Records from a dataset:
## START

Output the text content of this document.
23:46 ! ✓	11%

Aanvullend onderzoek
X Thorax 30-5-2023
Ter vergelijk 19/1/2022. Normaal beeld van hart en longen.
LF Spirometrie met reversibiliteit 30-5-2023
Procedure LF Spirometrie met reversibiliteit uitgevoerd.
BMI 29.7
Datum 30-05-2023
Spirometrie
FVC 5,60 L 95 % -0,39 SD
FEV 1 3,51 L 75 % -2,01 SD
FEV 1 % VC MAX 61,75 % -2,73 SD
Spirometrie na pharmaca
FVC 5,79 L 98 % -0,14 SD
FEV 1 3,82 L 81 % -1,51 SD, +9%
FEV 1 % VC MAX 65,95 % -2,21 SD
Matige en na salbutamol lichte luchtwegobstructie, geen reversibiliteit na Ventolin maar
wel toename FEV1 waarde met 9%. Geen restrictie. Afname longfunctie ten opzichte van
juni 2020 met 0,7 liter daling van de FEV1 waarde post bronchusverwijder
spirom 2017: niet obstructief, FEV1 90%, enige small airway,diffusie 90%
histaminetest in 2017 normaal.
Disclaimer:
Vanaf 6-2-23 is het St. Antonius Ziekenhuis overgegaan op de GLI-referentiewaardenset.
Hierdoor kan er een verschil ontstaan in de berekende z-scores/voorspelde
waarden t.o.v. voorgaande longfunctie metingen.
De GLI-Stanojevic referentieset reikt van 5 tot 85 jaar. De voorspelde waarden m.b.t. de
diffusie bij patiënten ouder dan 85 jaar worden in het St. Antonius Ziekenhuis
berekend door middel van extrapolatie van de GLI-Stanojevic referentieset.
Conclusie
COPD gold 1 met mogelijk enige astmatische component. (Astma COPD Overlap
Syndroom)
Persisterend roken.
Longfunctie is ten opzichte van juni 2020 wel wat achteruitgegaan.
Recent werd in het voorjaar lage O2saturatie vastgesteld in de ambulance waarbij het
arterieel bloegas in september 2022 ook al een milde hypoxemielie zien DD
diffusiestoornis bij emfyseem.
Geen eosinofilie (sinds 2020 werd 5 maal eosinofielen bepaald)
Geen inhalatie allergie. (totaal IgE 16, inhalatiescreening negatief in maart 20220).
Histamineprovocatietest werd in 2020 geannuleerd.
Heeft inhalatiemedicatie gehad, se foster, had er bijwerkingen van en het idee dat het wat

## END

• [Given instruction]: Filter the data for the string "enige" and copy every line that has it.

• [Finished task]:
spirom 2017: niet obstructief, FEV1 90%, enige small airway,diffusie 90%
COPD gold 1 met mogelijk enige astmatische component. (Astma COPD Overlap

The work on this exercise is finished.